## Exercise objective
Return each line holding the string "Huck".

═════ Raw data ═════

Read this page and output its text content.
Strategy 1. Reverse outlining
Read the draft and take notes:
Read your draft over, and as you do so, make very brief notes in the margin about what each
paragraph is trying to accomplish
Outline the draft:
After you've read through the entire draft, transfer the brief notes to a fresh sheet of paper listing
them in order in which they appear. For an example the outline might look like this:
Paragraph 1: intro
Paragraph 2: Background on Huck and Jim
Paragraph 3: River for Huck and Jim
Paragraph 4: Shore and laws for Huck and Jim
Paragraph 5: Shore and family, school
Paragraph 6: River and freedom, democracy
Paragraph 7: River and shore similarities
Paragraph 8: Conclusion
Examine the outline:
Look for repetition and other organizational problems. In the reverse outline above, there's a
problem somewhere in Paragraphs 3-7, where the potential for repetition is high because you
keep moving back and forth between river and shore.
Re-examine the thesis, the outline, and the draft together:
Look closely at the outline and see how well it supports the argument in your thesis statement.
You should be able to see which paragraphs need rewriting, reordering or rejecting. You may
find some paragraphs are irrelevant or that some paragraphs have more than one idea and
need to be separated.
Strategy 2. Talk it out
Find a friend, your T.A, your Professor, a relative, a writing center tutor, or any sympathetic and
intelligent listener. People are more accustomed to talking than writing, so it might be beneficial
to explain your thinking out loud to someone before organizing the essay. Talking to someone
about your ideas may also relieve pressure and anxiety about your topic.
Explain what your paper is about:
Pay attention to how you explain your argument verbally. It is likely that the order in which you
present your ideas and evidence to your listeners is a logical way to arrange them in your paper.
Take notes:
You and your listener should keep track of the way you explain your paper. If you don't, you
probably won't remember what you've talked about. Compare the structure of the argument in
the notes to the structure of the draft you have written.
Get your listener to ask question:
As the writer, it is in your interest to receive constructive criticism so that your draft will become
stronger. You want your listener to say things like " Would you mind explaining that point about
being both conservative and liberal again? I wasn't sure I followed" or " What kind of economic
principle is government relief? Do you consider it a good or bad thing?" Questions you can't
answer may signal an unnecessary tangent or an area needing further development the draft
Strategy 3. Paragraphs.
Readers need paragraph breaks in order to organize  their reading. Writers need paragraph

═════

## Worked answer
Paragraph 2: Background on Huck and Jim
Paragraph 3: River for Huck and Jim
Paragraph 4: Shore and laws for Huck and Jim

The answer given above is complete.